§ WORK TO COMPLETE: Pick out each line with the word "Mohd" from the material that follows.

§ RECORD EXCERPTS:

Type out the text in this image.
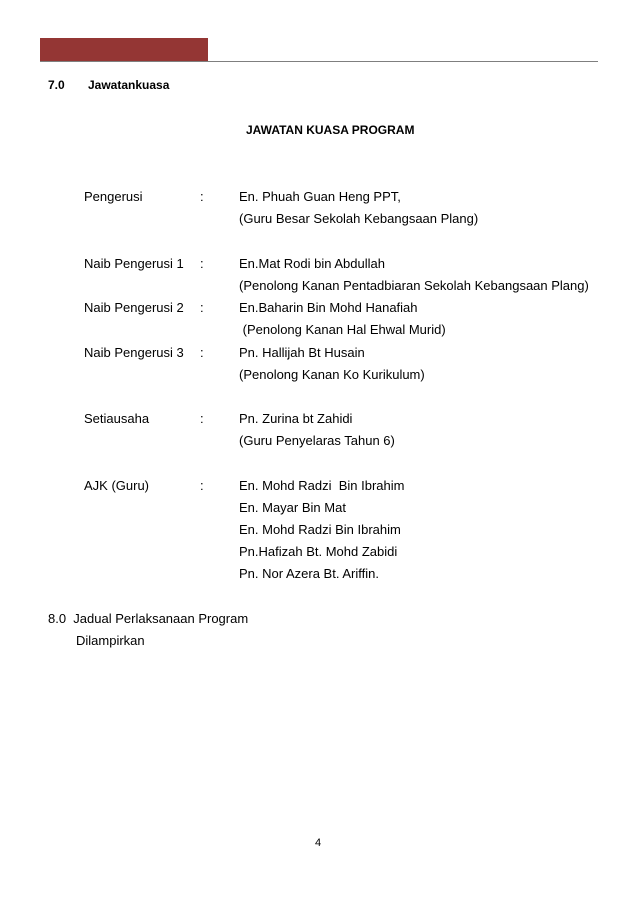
7.0 Jawatankuasa
JAWATAN KUASA PROGRAM
Pengerusi	:	En. Phuah Guan Heng PPT,
(Guru Besar Sekolah Kebangsaan Plang)
Naib Pengerusi 1 :	En.Mat Rodi bin Abdullah
(Penolong Kanan Pentadbiaran Sekolah Kebangsaan Plang)
Naib Pengerusi 2 :	En.Baharin Bin Mohd Hanafiah
(Penolong Kanan Hal Ehwal Murid)
Naib Pengerusi 3 :	Pn. Hallijah Bt Husain
(Penolong Kanan Ko Kurikulum)
Setiausaha	:	Pn. Zurina bt Zahidi
(Guru Penyelaras Tahun 6)
AJK (Guru)	:	En. Mohd Radzi  Bin Ibrahim
En. Mayar Bin Mat
En. Mohd Radzi Bin Ibrahim
Pn.Hafizah Bt. Mohd Zabidi
Pn. Nor Azera Bt. Ariffin.
8.0  Jadual Perlaksanaan Program
Dilampirkan
4
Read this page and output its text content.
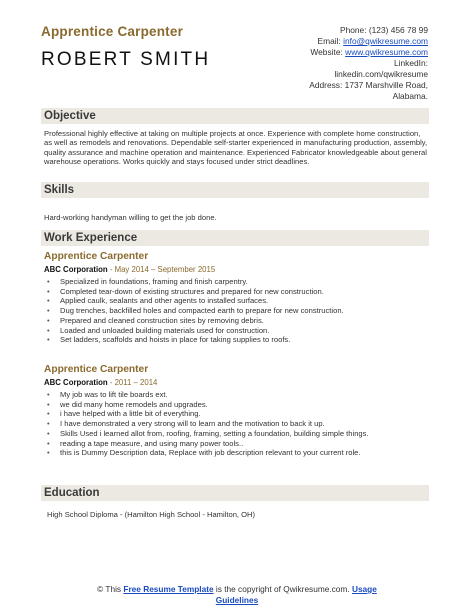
Apprentice Carpenter
ROBERT SMITH
Phone: (123) 456 78 99
Email: info@qwikresume.com
Website: www.qwikresume.com
LinkedIn:
linkedin.com/qwikresume
Address: 1737 Marshville Road,
Alabama.
Objective
Professional highly effective at taking on multiple projects at once. Experience with complete home construction, as well as remodels and renovations. Dependable self-starter experienced in manufacturing production, assembly, quality assurance and machine operation and maintenance. Experienced Fabricator knowledgeable about general warehouse operations. Works quickly and stays focused under strict deadlines.
Skills
Hard-working handyman willing to get the job done.
Work Experience
Apprentice Carpenter
ABC Corporation - May 2014 – September 2015
• Specialized in foundations, framing and finish carpentry.
• Completed tear-down of existing structures and prepared for new construction.
• Applied caulk, sealants and other agents to installed surfaces.
• Dug trenches, backfilled holes and compacted earth to prepare for new construction.
• Prepared and cleaned construction sites by removing debris.
• Loaded and unloaded building materials used for construction.
• Set ladders, scaffolds and hoists in place for taking supplies to roofs.
Apprentice Carpenter
ABC Corporation - 2011 – 2014
• My job was to lift tile boards ext.
• we did many home remodels and upgrades.
• i have helped with a little bit of everything.
• I have demonstrated a very strong will to learn and the motivation to back it up.
• Skills Used i learned allot from, roofing, framing, setting a foundation, building simple things.
• reading a tape measure, and using many power tools..
• this is Dummy Description data, Replace with job description relevant to your current role.
Education
High School Diploma - (Hamilton High School - Hamilton, OH)
© This Free Resume Template is the copyright of Qwikresume.com. Usage
Guidelines
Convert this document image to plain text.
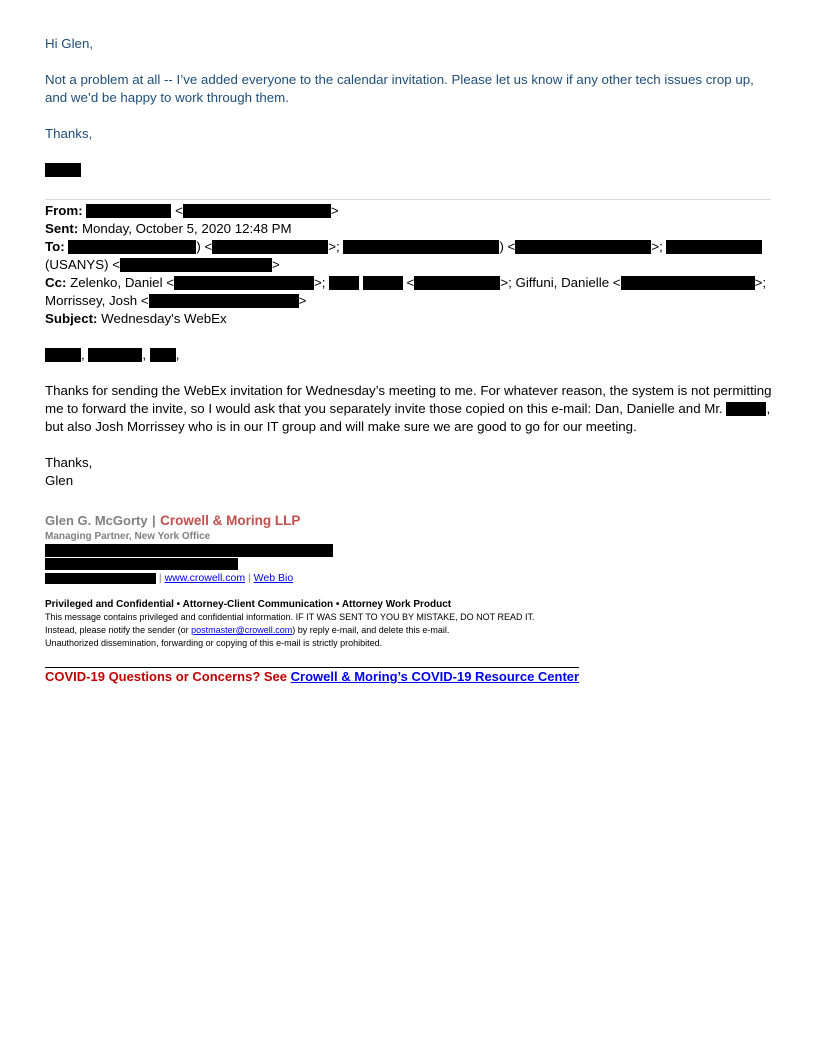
Hi Glen,

Not a problem at all -- I’ve added everyone to the calendar invitation. Please let us know if any other tech issues crop up, and we’d be happy to work through them.

Thanks,

From:	<	>
Sent: Monday, October 5, 2020 12:48 PM
To:	) <	>;	) <	>;
(USANYS) <	>
Cc: Zelenko, Daniel <	>;	<	>; Giffuni, Danielle <	>;
Morrissey, Josh <	>
Subject: Wednesday's WebEx

,	, ,

Thanks for sending the WebEx invitation for Wednesday’s meeting to me. For whatever reason, the system is not permitting me to forward the invite, so I would ask that you separately invite those copied on this e-mail: Dan, Danielle and Mr.	, but also Josh Morrissey who is in our IT group and will make sure we are good to go for our meeting.

Thanks,
Glen
Glen G. McGorty | Crowell & Moring LLP
Managing Partner, New York Office
| www.crowell.com | Web Bio
Privileged and Confidential • Attorney-Client Communication • Attorney Work Product
This message contains privileged and confidential information. IF IT WAS SENT TO YOU BY MISTAKE, DO NOT READ IT.
Instead, please notify the sender (or postmaster@crowell.com) by reply e-mail, and delete this e-mail.
Unauthorized dissemination, forwarding or copying of this e-mail is strictly prohibited.
COVID-19 Questions or Concerns? See Crowell & Moring’s COVID-19 Resource Center
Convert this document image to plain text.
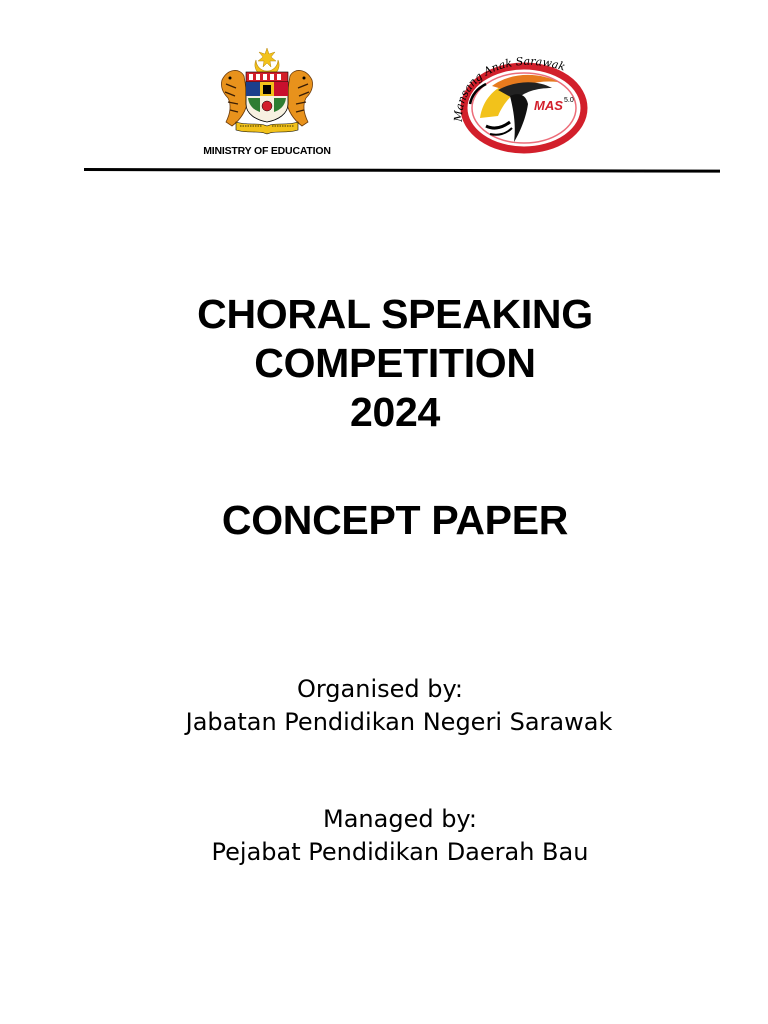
MINISTRY OF EDUCATION
Mansang Anak Sarawak
MAS 5.0
CHORAL SPEAKING
COMPETITION
2024
CONCEPT PAPER
Organised by:
Jabatan Pendidikan Negeri Sarawak
Managed by:
Pejabat Pendidikan Daerah Bau
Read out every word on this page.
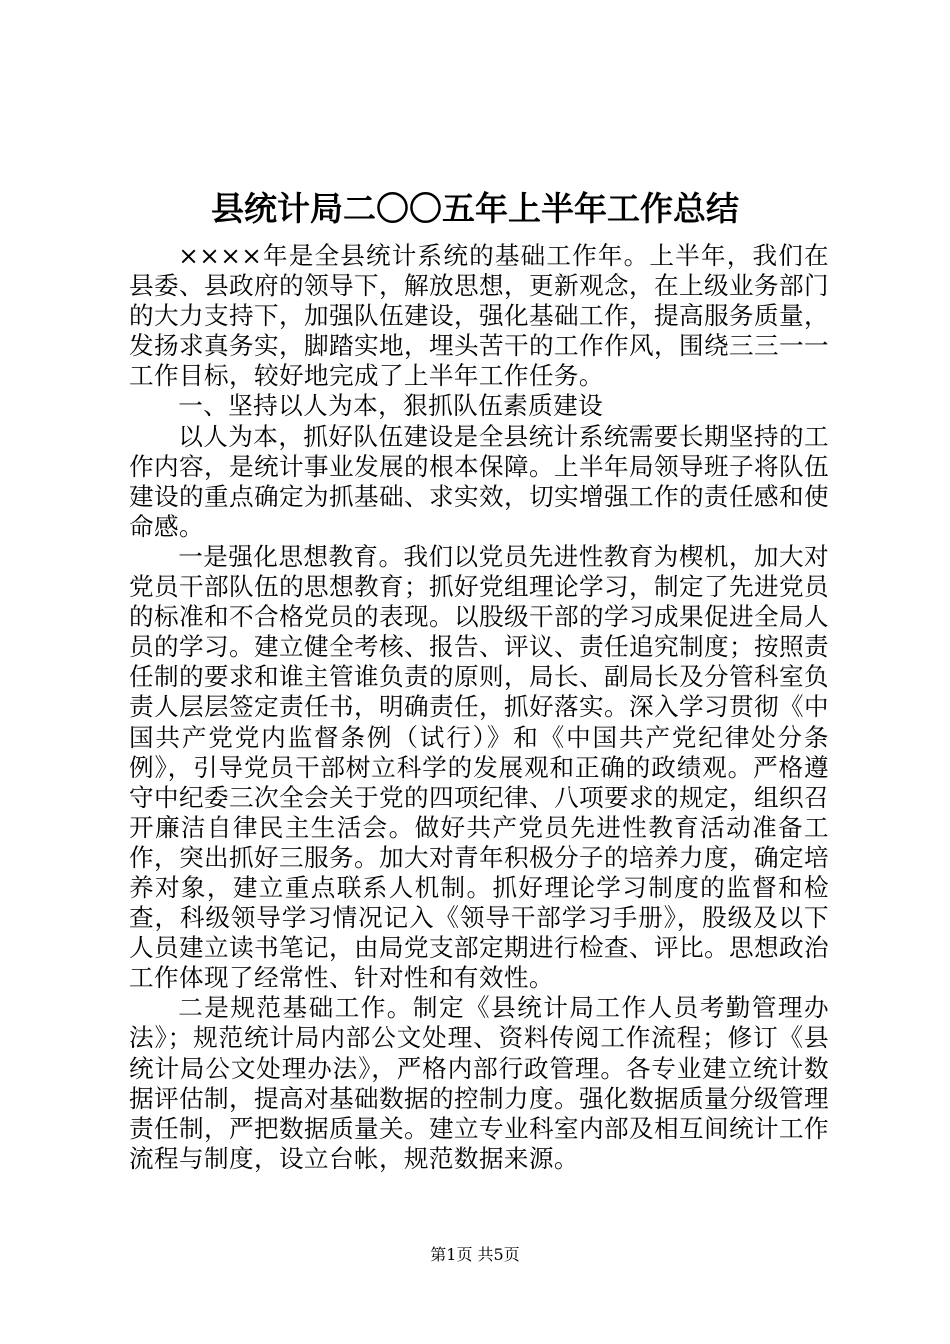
县统计局二〇〇五年上半年工作总结

××××年是全县统计系统的基础工作年。上半年，我们在县委、县政府的领导下，解放思想，更新观念，在上级业务部门的大力支持下，加强队伍建设，强化基础工作，提高服务质量，发扬求真务实，脚踏实地，埋头苦干的工作作风，围绕三三一一工作目标，较好地完成了上半年工作任务。

一、坚持以人为本，狠抓队伍素质建设

以人为本，抓好队伍建设是全县统计系统需要长期坚持的工作内容，是统计事业发展的根本保障。上半年局领导班子将队伍建设的重点确定为抓基础、求实效，切实增强工作的责任感和使命感。

一是强化思想教育。我们以党员先进性教育为楔机，加大对党员干部队伍的思想教育；抓好党组理论学习，制定了先进党员的标准和不合格党员的表现。以股级干部的学习成果促进全局人员的学习。建立健全考核、报告、评议、责任追究制度；按照责任制的要求和谁主管谁负责的原则，局长、副局长及分管科室负责人层层签定责任书，明确责任，抓好落实。深入学习贯彻《中国共产党党内监督条例（试行）》和《中国共产党纪律处分条例》，引导党员干部树立科学的发展观和正确的政绩观。严格遵守中纪委三次全会关于党的四项纪律、八项要求的规定，组织召开廉洁自律民主生活会。做好共产党员先进性教育活动准备工作，突出抓好三服务。加大对青年积极分子的培养力度，确定培养对象，建立重点联系人机制。抓好理论学习制度的监督和检查，科级领导学习情况记入《领导干部学习手册》，股级及以下人员建立读书笔记，由局党支部定期进行检查、评比。思想政治工作体现了经常性、针对性和有效性。

二是规范基础工作。制定《县统计局工作人员考勤管理办法》；规范统计局内部公文处理、资料传阅工作流程；修订《县统计局公文处理办法》，严格内部行政管理。各专业建立统计数据评估制，提高对基础数据的控制力度。强化数据质量分级管理责任制，严把数据质量关。建立专业科室内部及相互间统计工作流程与制度，设立台帐，规范数据来源。

第1页 共5页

§ SOLUTION FOR THIS TASK:
Naib Pengerusi 2 :	En.Baharin Bin Mohd Hanafiah
AJK (Guru)	:	En. Mohd Radzi  Bin Ibrahim
En. Mohd Radzi Bin Ibrahim
Pn.Hafizah Bt. Mohd Zabidi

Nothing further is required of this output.